• **Task requirements**: Copy all the entries word for word, but omit the pictures.

• **Data to process**:
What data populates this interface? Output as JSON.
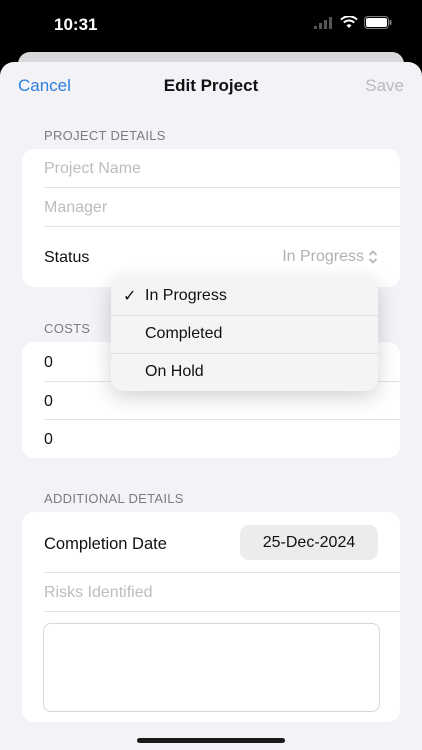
{
  "status_bar": {
    "time": "10:31"
  },
  "nav": {
    "cancel": "Cancel",
    "title": "Edit Project",
    "save": "Save"
  },
  "project_details": {
    "header": "PROJECT DETAILS",
    "name_placeholder": "Project Name",
    "manager_placeholder": "Manager",
    "status_label": "Status",
    "status_value": "In Progress"
  },
  "costs": {
    "header": "COSTS",
    "values": [
      "0",
      "0",
      "0"
    ]
  },
  "status_menu": {
    "options": [
      "In Progress",
      "Completed",
      "On Hold"
    ],
    "selected": "In Progress"
  },
  "additional_details": {
    "header": "ADDITIONAL DETAILS",
    "completion_label": "Completion Date",
    "completion_value": "25-Dec-2024",
    "risks_placeholder": "Risks Identified"
  },
  "colors": {
    "accent": "#2d7fe0",
    "background": "#f2f2f7"
  }
}
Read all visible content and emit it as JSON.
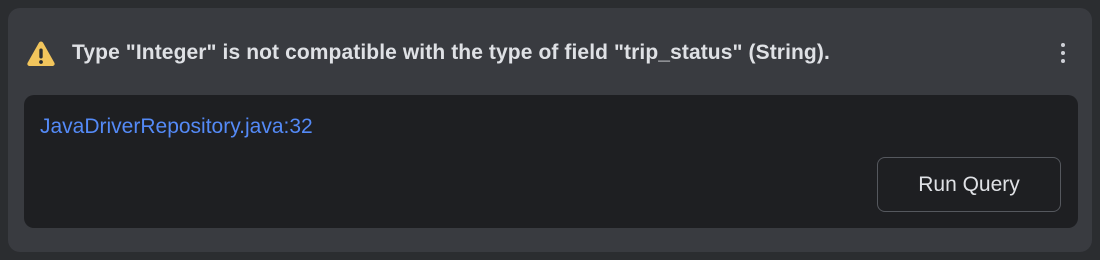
{
  "notification": {
    "severity_icon": "warning-triangle-icon",
    "warning_color": "#f2c55c",
    "message": "Type \"Integer\" is not compatible with the type of field \"trip_status\" (String).",
    "more_icon": "vertical-ellipsis-icon"
  },
  "details": {
    "source_link": "JavaDriverRepository.java:32",
    "link_color": "#548af7",
    "run_button_label": "Run Query"
  }
}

• **Solution for this problem**:
What data populates this interface? Output as JSON.
{
  "status_bar": {
    "time": "10:31"
  },
  "nav": {
    "cancel": "Cancel",
    "title": "Edit Project",
    "save": "Save"
  },
  "project_details": {
    "header": "PROJECT DETAILS",
    "name_placeholder": "Project Name",
    "manager_placeholder": "Manager",
    "status_label": "Status",
    "status_value": "In Progress"
  },
  "costs": {
    "header": "COSTS",
    "values": [
      "0",
      "0",
      "0"
    ]
  },
  "status_menu": {
    "options": [
      "In Progress",
      "Completed",
      "On Hold"
    ],
    "selected": "In Progress"
  },
  "additional_details": {
    "header": "ADDITIONAL DETAILS",
    "completion_label": "Completion Date",
    "completion_value": "25-Dec-2024",
    "risks_placeholder": "Risks Identified"
  },
  "colors": {
    "accent": "#2d7fe0",
    "background": "#f2f2f7"
  }
}
Read all visible content and emit it as JSON.
{
  "notification": {
    "severity_icon": "warning-triangle-icon",
    "warning_color": "#f2c55c",
    "message": "Type \"Integer\" is not compatible with the type of field \"trip_status\" (String).",
    "more_icon": "vertical-ellipsis-icon"
  },
  "details": {
    "source_link": "JavaDriverRepository.java:32",
    "link_color": "#548af7",
    "run_button_label": "Run Query"
  }
}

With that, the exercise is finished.